SHORT TASK
Extract and repeat, unchanged, everything from the line containing "Patent image size: (1058, 1205)." down to the line containing "The audio connector 702 is at (417, 136).", including both of those lines.

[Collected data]
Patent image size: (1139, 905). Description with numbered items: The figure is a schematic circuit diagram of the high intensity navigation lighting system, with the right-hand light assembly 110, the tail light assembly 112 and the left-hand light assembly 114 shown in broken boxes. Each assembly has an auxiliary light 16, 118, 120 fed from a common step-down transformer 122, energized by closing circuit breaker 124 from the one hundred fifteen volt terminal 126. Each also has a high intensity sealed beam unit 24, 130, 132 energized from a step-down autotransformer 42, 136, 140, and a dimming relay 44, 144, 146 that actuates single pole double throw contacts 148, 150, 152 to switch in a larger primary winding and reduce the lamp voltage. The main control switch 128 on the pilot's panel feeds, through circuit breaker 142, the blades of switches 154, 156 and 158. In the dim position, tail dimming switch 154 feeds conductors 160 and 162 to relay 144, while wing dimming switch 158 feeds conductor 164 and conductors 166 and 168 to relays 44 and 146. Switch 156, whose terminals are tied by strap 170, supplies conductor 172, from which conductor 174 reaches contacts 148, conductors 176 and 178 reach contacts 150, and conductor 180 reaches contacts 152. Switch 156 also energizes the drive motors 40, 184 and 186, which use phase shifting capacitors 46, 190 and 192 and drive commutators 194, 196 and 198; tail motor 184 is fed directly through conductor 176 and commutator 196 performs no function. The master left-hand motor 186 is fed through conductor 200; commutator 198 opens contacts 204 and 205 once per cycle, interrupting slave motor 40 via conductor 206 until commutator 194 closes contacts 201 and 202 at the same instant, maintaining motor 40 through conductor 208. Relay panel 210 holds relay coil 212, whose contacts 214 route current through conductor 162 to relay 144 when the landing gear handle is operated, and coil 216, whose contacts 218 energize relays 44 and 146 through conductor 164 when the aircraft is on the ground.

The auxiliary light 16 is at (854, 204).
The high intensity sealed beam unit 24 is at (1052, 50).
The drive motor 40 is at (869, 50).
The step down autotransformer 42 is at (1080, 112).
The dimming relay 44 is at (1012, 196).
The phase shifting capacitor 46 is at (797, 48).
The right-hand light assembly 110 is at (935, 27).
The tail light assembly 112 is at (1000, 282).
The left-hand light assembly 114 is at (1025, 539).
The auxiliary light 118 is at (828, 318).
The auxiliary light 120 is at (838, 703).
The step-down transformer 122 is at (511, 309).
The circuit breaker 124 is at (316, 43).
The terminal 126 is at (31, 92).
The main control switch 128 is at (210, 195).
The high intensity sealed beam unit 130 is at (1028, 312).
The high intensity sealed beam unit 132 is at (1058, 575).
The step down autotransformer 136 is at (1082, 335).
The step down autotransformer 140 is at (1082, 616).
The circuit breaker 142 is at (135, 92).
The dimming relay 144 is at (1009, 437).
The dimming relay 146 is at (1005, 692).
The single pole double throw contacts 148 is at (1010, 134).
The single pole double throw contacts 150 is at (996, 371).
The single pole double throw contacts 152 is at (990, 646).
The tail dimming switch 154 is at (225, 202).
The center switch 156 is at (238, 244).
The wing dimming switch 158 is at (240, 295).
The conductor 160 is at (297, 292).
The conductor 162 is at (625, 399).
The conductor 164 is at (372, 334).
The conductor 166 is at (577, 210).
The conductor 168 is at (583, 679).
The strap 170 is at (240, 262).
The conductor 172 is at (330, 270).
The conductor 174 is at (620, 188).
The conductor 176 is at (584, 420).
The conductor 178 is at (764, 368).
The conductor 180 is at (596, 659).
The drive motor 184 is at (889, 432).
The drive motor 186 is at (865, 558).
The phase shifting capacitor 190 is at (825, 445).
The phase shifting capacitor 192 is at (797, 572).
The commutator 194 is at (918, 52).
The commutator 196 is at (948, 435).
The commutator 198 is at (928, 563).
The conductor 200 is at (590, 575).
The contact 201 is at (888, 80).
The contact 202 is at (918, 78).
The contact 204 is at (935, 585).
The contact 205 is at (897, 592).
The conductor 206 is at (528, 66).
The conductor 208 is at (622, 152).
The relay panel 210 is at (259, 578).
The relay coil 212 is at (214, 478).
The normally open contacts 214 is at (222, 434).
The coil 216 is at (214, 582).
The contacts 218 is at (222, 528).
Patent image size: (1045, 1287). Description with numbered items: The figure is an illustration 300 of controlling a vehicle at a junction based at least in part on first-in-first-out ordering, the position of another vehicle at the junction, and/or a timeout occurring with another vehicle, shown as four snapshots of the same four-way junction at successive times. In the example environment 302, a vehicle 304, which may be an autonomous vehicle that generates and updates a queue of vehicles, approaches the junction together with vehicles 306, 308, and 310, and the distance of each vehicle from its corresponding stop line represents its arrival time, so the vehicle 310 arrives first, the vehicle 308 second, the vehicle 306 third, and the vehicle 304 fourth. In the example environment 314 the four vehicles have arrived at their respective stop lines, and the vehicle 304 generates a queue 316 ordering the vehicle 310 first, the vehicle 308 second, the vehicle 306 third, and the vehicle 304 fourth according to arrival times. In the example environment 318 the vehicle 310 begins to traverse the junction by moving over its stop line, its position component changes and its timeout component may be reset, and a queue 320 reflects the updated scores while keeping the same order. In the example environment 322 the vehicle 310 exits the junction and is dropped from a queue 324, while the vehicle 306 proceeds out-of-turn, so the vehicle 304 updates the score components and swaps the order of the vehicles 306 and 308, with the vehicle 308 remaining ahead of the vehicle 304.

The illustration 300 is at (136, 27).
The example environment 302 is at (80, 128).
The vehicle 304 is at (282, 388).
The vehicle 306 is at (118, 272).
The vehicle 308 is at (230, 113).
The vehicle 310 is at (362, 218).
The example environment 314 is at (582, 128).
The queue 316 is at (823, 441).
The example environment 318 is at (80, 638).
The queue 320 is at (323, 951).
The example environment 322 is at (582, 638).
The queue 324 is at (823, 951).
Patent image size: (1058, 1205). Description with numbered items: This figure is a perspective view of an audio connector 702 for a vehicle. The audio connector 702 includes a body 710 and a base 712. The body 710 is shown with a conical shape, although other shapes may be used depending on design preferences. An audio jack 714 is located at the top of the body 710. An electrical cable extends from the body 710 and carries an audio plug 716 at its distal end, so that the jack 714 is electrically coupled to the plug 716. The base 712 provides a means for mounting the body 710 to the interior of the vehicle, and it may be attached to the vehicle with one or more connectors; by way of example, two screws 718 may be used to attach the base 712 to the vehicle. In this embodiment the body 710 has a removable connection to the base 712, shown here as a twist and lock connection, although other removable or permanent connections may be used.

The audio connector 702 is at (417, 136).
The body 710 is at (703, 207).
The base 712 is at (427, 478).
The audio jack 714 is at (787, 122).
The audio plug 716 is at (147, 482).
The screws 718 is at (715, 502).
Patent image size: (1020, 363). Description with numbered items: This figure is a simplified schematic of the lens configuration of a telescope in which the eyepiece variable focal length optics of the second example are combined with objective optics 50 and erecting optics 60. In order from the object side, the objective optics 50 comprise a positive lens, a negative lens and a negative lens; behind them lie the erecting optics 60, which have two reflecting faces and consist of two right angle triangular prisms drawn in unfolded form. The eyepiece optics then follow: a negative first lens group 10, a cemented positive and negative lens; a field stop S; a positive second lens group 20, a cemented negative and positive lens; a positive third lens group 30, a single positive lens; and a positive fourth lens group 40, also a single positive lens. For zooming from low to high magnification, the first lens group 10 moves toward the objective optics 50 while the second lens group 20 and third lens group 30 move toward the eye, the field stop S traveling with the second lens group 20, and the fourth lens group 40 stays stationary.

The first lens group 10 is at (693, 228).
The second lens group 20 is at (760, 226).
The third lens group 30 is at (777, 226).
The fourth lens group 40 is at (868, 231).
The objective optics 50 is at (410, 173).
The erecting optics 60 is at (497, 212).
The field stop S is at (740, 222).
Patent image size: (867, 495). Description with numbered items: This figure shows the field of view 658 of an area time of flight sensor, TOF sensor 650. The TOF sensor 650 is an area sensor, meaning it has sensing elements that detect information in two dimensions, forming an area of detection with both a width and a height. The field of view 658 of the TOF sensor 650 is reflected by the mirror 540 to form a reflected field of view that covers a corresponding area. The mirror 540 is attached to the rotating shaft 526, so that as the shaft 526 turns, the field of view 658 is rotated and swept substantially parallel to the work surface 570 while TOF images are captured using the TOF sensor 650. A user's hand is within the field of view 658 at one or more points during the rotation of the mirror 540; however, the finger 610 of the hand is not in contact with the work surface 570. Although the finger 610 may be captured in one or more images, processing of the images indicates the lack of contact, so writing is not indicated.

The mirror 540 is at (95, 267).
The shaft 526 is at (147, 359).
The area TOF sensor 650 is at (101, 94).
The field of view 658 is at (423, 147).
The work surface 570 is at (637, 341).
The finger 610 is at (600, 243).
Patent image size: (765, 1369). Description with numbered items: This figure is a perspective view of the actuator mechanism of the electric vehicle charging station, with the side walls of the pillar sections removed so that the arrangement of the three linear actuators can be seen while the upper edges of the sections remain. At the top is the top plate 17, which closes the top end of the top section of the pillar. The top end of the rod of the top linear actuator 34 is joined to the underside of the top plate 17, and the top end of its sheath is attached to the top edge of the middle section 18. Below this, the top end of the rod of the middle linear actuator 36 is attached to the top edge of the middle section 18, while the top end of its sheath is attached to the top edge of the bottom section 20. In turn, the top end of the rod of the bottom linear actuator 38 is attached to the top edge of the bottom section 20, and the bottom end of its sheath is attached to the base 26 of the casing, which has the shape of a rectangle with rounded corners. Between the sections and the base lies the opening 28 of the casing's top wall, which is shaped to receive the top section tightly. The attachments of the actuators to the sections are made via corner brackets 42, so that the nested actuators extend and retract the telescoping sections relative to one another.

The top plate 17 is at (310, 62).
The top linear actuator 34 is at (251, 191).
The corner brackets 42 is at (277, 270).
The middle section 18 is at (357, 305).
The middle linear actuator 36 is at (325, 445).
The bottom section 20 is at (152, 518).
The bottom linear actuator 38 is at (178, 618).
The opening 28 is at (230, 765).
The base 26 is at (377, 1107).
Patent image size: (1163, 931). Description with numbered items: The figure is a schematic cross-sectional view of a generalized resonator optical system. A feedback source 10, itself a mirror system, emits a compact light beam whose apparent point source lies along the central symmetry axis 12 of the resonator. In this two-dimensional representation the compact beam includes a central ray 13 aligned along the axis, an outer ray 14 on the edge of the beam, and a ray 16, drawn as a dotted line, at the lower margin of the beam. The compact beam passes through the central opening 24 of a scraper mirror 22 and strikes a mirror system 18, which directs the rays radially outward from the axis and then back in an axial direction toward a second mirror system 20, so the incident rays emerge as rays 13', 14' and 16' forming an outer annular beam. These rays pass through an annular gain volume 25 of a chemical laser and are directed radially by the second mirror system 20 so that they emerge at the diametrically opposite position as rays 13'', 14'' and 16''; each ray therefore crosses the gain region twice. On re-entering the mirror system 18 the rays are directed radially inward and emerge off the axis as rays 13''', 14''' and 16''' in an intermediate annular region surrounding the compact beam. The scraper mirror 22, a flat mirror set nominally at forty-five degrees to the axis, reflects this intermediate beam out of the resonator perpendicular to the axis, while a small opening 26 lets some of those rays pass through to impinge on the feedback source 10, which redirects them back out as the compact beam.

TASK RESPONSE
Patent image size: (1058, 1205). Description with numbered items: This figure is a perspective view of an audio connector 702 for a vehicle. The audio connector 702 includes a body 710 and a base 712. The body 710 is shown with a conical shape, although other shapes may be used depending on design preferences. An audio jack 714 is located at the top of the body 710. An electrical cable extends from the body 710 and carries an audio plug 716 at its distal end, so that the jack 714 is electrically coupled to the plug 716. The base 712 provides a means for mounting the body 710 to the interior of the vehicle, and it may be attached to the vehicle with one or more connectors; by way of example, two screws 718 may be used to attach the base 712 to the vehicle. In this embodiment the body 710 has a removable connection to the base 712, shown here as a twist and lock connection, although other removable or permanent connections may be used.

The audio connector 702 is at (417, 136).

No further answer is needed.